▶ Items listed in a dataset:
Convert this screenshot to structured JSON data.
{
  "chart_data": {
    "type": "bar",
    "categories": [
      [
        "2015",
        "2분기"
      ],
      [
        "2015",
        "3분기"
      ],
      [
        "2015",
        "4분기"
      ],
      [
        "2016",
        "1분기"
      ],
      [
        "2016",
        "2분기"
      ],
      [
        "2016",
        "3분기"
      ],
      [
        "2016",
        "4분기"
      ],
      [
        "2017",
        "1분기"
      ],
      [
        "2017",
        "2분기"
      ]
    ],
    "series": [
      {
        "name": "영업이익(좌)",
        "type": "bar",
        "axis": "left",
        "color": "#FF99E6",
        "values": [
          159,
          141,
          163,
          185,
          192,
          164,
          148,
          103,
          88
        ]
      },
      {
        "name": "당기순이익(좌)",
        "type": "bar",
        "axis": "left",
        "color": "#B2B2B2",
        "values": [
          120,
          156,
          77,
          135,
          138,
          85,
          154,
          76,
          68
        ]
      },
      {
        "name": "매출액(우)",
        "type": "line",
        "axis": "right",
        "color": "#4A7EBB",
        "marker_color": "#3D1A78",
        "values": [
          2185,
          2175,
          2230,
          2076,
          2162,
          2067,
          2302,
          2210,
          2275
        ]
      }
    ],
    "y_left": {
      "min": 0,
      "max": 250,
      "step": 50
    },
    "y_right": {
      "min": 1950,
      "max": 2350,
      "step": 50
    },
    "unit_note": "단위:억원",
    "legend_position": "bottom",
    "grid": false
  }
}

▶ WHAT YOU WILL DO: Set all of the records down again, exactly as they stand.

▶ ANSWER FOR THE TASK:
Convert this screenshot to structured JSON data.
{
  "chart_data": {
    "type": "bar",
    "categories": [
      [
        "2015",
        "2분기"
      ],
      [
        "2015",
        "3분기"
      ],
      [
        "2015",
        "4분기"
      ],
      [
        "2016",
        "1분기"
      ],
      [
        "2016",
        "2분기"
      ],
      [
        "2016",
        "3분기"
      ],
      [
        "2016",
        "4분기"
      ],
      [
        "2017",
        "1분기"
      ],
      [
        "2017",
        "2분기"
      ]
    ],
    "series": [
      {
        "name": "영업이익(좌)",
        "type": "bar",
        "axis": "left",
        "color": "#FF99E6",
        "values": [
          159,
          141,
          163,
          185,
          192,
          164,
          148,
          103,
          88
        ]
      },
      {
        "name": "당기순이익(좌)",
        "type": "bar",
        "axis": "left",
        "color": "#B2B2B2",
        "values": [
          120,
          156,
          77,
          135,
          138,
          85,
          154,
          76,
          68
        ]
      },
      {
        "name": "매출액(우)",
        "type": "line",
        "axis": "right",
        "color": "#4A7EBB",
        "marker_color": "#3D1A78",
        "values": [
          2185,
          2175,
          2230,
          2076,
          2162,
          2067,
          2302,
          2210,
          2275
        ]
      }
    ],
    "y_left": {
      "min": 0,
      "max": 250,
      "step": 50
    },
    "y_right": {
      "min": 1950,
      "max": 2350,
      "step": 50
    },
    "unit_note": "단위:억원",
    "legend_position": "bottom",
    "grid": false
  }
}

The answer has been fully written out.